[Required work]
Produce the same data once more, line for line.

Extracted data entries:
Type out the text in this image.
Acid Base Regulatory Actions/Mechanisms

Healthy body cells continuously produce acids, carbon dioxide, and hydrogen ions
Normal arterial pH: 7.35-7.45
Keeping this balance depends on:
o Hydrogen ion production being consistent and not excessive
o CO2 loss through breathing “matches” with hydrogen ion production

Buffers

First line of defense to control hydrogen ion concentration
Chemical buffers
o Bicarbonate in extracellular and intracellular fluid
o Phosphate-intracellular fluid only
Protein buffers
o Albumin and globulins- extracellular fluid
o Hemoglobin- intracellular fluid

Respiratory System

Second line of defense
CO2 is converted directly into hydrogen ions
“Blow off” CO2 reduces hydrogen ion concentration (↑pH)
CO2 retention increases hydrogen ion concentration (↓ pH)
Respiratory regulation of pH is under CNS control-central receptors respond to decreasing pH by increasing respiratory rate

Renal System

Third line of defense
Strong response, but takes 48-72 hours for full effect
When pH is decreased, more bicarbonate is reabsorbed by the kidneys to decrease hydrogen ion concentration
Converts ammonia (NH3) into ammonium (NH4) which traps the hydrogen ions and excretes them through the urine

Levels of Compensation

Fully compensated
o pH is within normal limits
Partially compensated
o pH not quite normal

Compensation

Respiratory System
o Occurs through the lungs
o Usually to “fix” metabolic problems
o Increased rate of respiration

[Result of this exercise]
Type out the text in this image.
Acid Base Regulatory Actions/Mechanisms

Healthy body cells continuously produce acids, carbon dioxide, and hydrogen ions
Normal arterial pH: 7.35-7.45
Keeping this balance depends on:
o Hydrogen ion production being consistent and not excessive
o CO2 loss through breathing “matches” with hydrogen ion production

Buffers

First line of defense to control hydrogen ion concentration
Chemical buffers
o Bicarbonate in extracellular and intracellular fluid
o Phosphate-intracellular fluid only
Protein buffers
o Albumin and globulins- extracellular fluid
o Hemoglobin- intracellular fluid

Respiratory System

Second line of defense
CO2 is converted directly into hydrogen ions
“Blow off” CO2 reduces hydrogen ion concentration (↑pH)
CO2 retention increases hydrogen ion concentration (↓ pH)
Respiratory regulation of pH is under CNS control-central receptors respond to decreasing pH by increasing respiratory rate

Renal System

Third line of defense
Strong response, but takes 48-72 hours for full effect
When pH is decreased, more bicarbonate is reabsorbed by the kidneys to decrease hydrogen ion concentration
Converts ammonia (NH3) into ammonium (NH4) which traps the hydrogen ions and excretes them through the urine

Levels of Compensation

Fully compensated
o pH is within normal limits
Partially compensated
o pH not quite normal

Compensation

Respiratory System
o Occurs through the lungs
o Usually to “fix” metabolic problems
o Increased rate of respiration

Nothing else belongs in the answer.